======== Given information ========

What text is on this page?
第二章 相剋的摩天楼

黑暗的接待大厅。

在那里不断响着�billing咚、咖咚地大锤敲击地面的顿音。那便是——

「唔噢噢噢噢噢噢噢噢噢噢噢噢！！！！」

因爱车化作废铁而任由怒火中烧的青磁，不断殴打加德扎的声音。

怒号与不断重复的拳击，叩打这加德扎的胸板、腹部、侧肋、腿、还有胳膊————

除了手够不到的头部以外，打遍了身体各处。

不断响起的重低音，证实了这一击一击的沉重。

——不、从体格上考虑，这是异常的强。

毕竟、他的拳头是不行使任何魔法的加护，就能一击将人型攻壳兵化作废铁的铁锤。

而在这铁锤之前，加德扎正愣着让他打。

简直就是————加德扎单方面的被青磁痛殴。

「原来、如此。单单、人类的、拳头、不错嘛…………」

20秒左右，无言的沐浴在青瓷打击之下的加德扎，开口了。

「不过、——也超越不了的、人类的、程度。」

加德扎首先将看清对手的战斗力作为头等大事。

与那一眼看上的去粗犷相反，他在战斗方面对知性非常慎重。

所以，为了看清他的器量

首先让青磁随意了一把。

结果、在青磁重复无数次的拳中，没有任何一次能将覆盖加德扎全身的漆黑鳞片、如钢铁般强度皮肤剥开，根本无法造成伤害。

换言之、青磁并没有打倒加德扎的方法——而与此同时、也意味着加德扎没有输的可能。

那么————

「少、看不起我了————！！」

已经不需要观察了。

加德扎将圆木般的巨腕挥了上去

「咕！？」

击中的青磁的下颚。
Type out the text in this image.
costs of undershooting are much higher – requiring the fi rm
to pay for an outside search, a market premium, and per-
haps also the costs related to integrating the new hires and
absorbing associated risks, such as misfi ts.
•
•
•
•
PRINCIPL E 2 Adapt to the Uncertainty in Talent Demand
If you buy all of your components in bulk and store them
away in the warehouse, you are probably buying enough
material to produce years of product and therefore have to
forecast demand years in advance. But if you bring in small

========

- **The problem**
Take the line that contains "Type out the text in this image." and every line after it through the end of the listing above, and repeat them exactly.

- **Full answer**
Type out the text in this image.
costs of undershooting are much higher – requiring the fi rm
to pay for an outside search, a market premium, and per-
haps also the costs related to integrating the new hires and
absorbing associated risks, such as misfi ts.
•
•
•
•
PRINCIPL E 2 Adapt to the Uncertainty in Talent Demand
If you buy all of your components in bulk and store them
away in the warehouse, you are probably buying enough
material to produce years of product and therefore have to
forecast demand years in advance. But if you bring in small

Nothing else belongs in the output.